▸ PROBLEM STATEMENT:
Every record here needs to be written out again exactly.

▸ INFORMATION SHOWN:
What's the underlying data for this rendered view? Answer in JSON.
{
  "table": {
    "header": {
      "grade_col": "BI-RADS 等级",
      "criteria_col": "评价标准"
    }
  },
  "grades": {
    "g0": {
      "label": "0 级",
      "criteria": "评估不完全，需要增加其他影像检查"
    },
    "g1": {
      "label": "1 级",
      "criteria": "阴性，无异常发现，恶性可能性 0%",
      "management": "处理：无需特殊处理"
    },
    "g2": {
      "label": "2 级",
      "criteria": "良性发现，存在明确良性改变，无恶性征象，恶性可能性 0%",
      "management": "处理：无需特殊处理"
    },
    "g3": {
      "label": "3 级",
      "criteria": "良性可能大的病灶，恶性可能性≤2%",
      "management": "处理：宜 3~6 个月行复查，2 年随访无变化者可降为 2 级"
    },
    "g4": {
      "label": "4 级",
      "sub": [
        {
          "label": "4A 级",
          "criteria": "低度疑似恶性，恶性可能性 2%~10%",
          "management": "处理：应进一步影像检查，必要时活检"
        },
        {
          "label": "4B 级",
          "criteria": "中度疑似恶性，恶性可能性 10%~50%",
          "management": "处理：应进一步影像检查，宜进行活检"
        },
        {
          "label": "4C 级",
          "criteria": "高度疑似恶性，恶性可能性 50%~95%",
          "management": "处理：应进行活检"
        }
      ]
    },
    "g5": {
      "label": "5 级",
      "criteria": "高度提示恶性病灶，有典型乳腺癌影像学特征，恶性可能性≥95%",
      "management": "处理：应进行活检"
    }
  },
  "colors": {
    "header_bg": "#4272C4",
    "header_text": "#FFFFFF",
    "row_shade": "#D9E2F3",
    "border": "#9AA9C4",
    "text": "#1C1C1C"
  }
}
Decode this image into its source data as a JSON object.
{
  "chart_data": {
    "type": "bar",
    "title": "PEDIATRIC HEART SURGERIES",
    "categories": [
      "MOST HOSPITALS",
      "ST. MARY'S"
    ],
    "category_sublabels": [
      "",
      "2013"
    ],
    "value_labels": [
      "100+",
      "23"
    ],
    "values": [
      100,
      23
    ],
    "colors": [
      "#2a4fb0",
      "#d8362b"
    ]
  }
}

▸ WRITTEN SOLUTION:
What's the underlying data for this rendered view? Answer in JSON.
{
  "table": {
    "header": {
      "grade_col": "BI-RADS 等级",
      "criteria_col": "评价标准"
    }
  },
  "grades": {
    "g0": {
      "label": "0 级",
      "criteria": "评估不完全，需要增加其他影像检查"
    },
    "g1": {
      "label": "1 级",
      "criteria": "阴性，无异常发现，恶性可能性 0%",
      "management": "处理：无需特殊处理"
    },
    "g2": {
      "label": "2 级",
      "criteria": "良性发现，存在明确良性改变，无恶性征象，恶性可能性 0%",
      "management": "处理：无需特殊处理"
    },
    "g3": {
      "label": "3 级",
      "criteria": "良性可能大的病灶，恶性可能性≤2%",
      "management": "处理：宜 3~6 个月行复查，2 年随访无变化者可降为 2 级"
    },
    "g4": {
      "label": "4 级",
      "sub": [
        {
          "label": "4A 级",
          "criteria": "低度疑似恶性，恶性可能性 2%~10%",
          "management": "处理：应进一步影像检查，必要时活检"
        },
        {
          "label": "4B 级",
          "criteria": "中度疑似恶性，恶性可能性 10%~50%",
          "management": "处理：应进一步影像检查，宜进行活检"
        },
        {
          "label": "4C 级",
          "criteria": "高度疑似恶性，恶性可能性 50%~95%",
          "management": "处理：应进行活检"
        }
      ]
    },
    "g5": {
      "label": "5 级",
      "criteria": "高度提示恶性病灶，有典型乳腺癌影像学特征，恶性可能性≥95%",
      "management": "处理：应进行活检"
    }
  },
  "colors": {
    "header_bg": "#4272C4",
    "header_text": "#FFFFFF",
    "row_shade": "#D9E2F3",
    "border": "#9AA9C4",
    "text": "#1C1C1C"
  }
}
Decode this image into its source data as a JSON object.
{
  "chart_data": {
    "type": "bar",
    "title": "PEDIATRIC HEART SURGERIES",
    "categories": [
      "MOST HOSPITALS",
      "ST. MARY'S"
    ],
    "category_sublabels": [
      "",
      "2013"
    ],
    "value_labels": [
      "100+",
      "23"
    ],
    "values": [
      100,
      23
    ],
    "colors": [
      "#2a4fb0",
      "#d8362b"
    ]
  }
}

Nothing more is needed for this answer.